## Request
Your job is to retype all of the data word for word, leaving every image out.

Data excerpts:

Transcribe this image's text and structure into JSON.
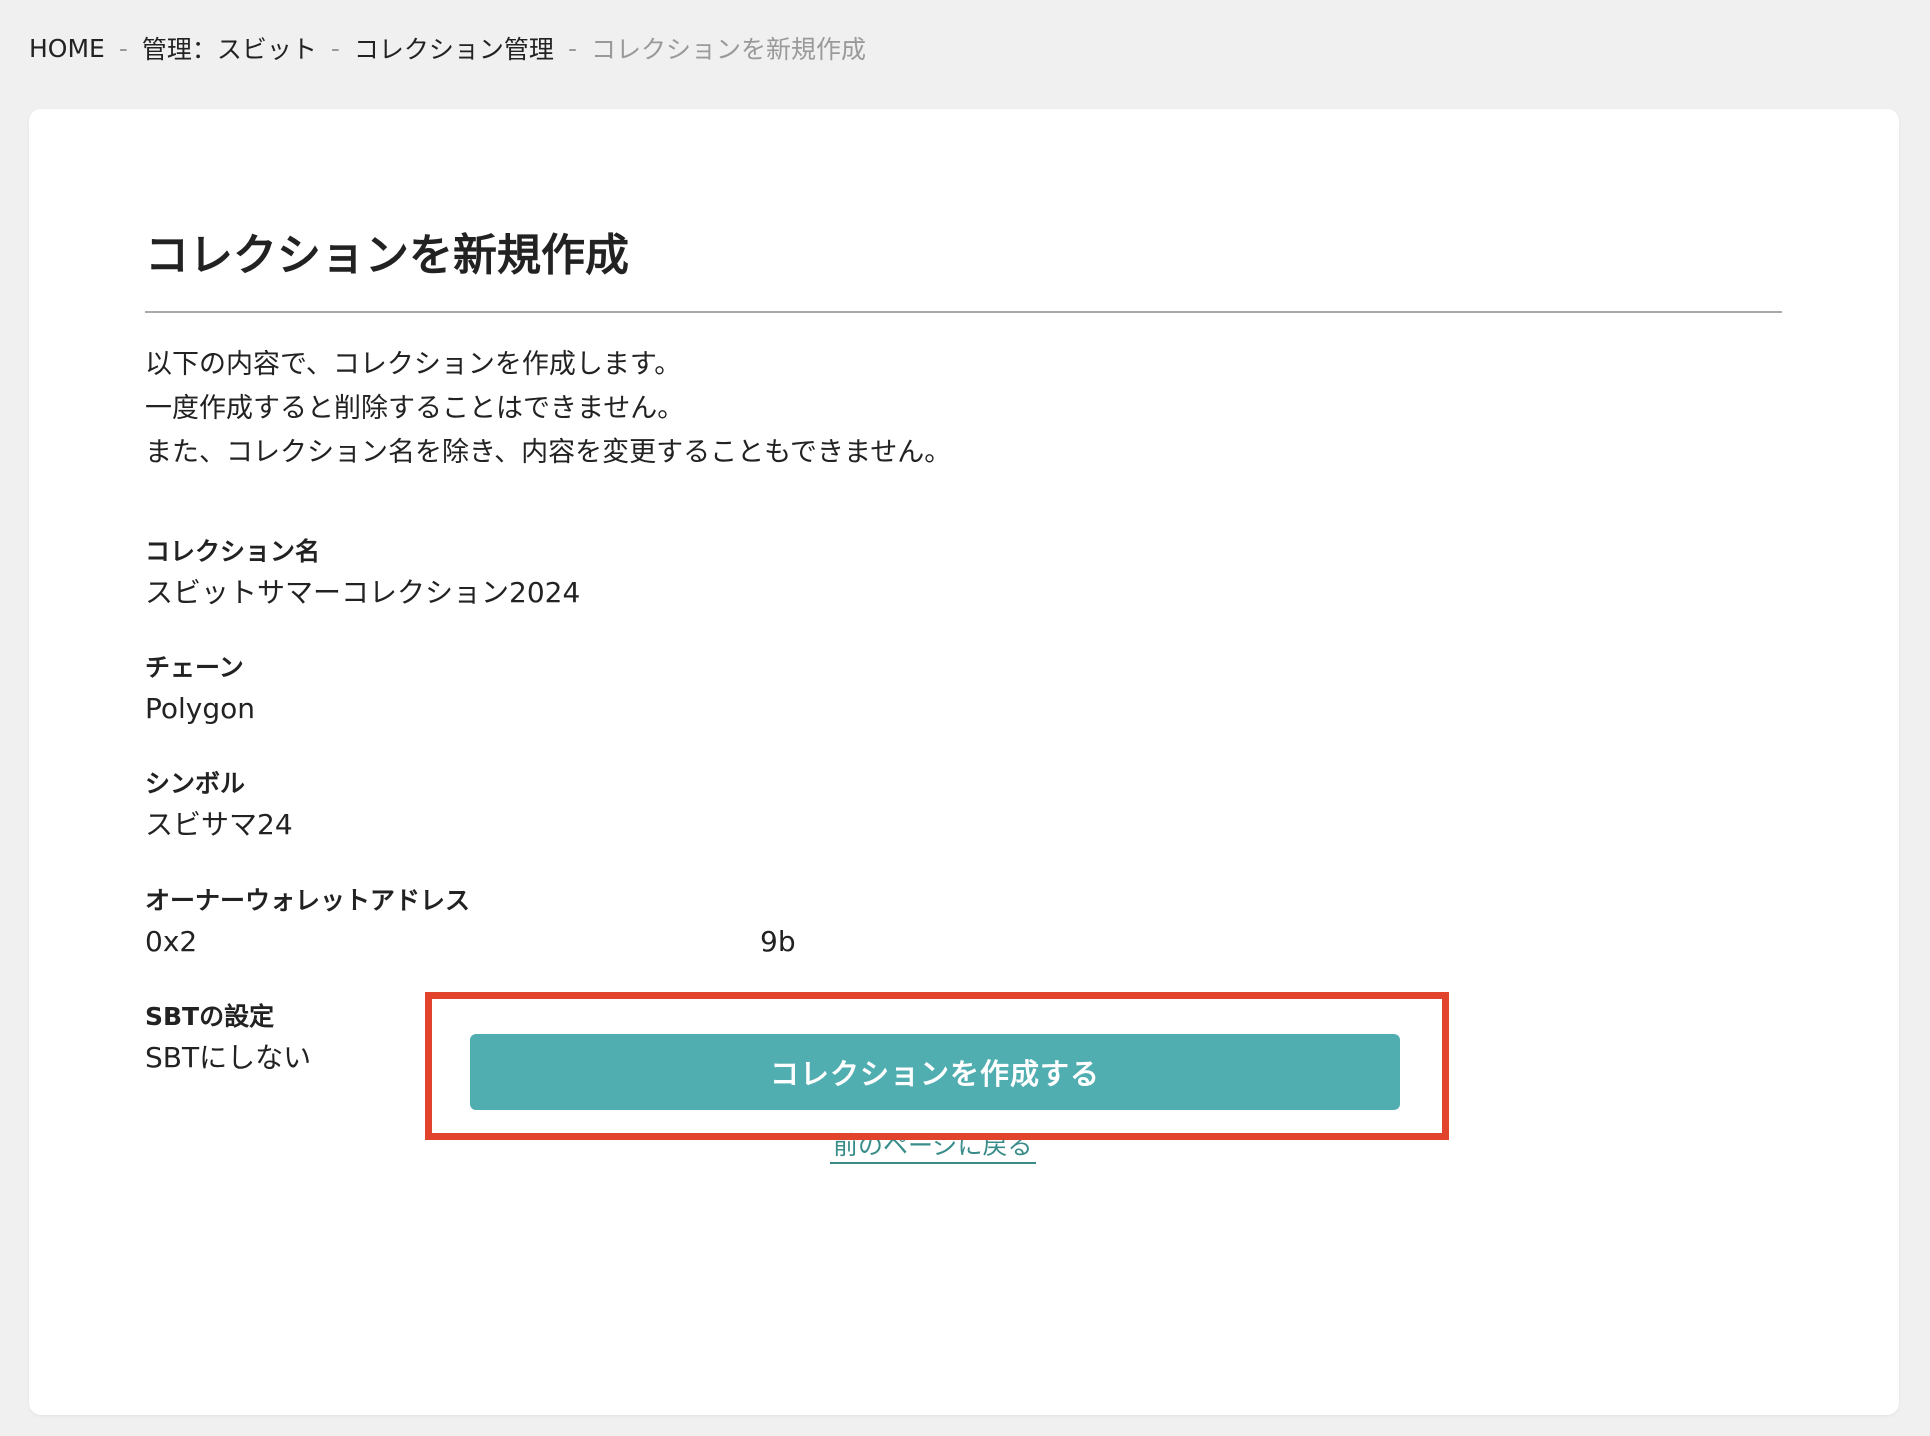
{
  "breadcrumb": {
    "items": [
      "HOME",
      "管理：スビット",
      "コレクション管理"
    ],
    "current": "コレクションを新規作成",
    "separator": "-"
  },
  "page": {
    "title": "コレクションを新規作成",
    "intro_lines": [
      "以下の内容で、コレクションを作成します。",
      "一度作成すると削除することはできません。",
      "また、コレクション名を除き、内容を変更することもできません。"
    ]
  },
  "fields": {
    "collection_name": {
      "label": "コレクション名",
      "value": "スビットサマーコレクション2024"
    },
    "chain": {
      "label": "チェーン",
      "value": "Polygon"
    },
    "symbol": {
      "label": "シンボル",
      "value": "スビサマ24"
    },
    "owner_wallet": {
      "label": "オーナーウォレットアドレス",
      "value_start": "0x2",
      "value_end": "9b"
    },
    "sbt": {
      "label": "SBTの設定",
      "value": "SBTにしない"
    }
  },
  "actions": {
    "create_label": "コレクションを作成する",
    "back_label": "前のページに戻る"
  },
  "colors": {
    "button": "#50adb0",
    "highlight": "#e2432c",
    "link": "#3a8c8a",
    "background": "#f0f0f0"
  }
}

## Expected output
Transcribe this image's text and structure into JSON.
{
  "breadcrumb": {
    "items": [
      "HOME",
      "管理：スビット",
      "コレクション管理"
    ],
    "current": "コレクションを新規作成",
    "separator": "-"
  },
  "page": {
    "title": "コレクションを新規作成",
    "intro_lines": [
      "以下の内容で、コレクションを作成します。",
      "一度作成すると削除することはできません。",
      "また、コレクション名を除き、内容を変更することもできません。"
    ]
  },
  "fields": {
    "collection_name": {
      "label": "コレクション名",
      "value": "スビットサマーコレクション2024"
    },
    "chain": {
      "label": "チェーン",
      "value": "Polygon"
    },
    "symbol": {
      "label": "シンボル",
      "value": "スビサマ24"
    },
    "owner_wallet": {
      "label": "オーナーウォレットアドレス",
      "value_start": "0x2",
      "value_end": "9b"
    },
    "sbt": {
      "label": "SBTの設定",
      "value": "SBTにしない"
    }
  },
  "actions": {
    "create_label": "コレクションを作成する",
    "back_label": "前のページに戻る"
  },
  "colors": {
    "button": "#50adb0",
    "highlight": "#e2432c",
    "link": "#3a8c8a",
    "background": "#f0f0f0"
  }
}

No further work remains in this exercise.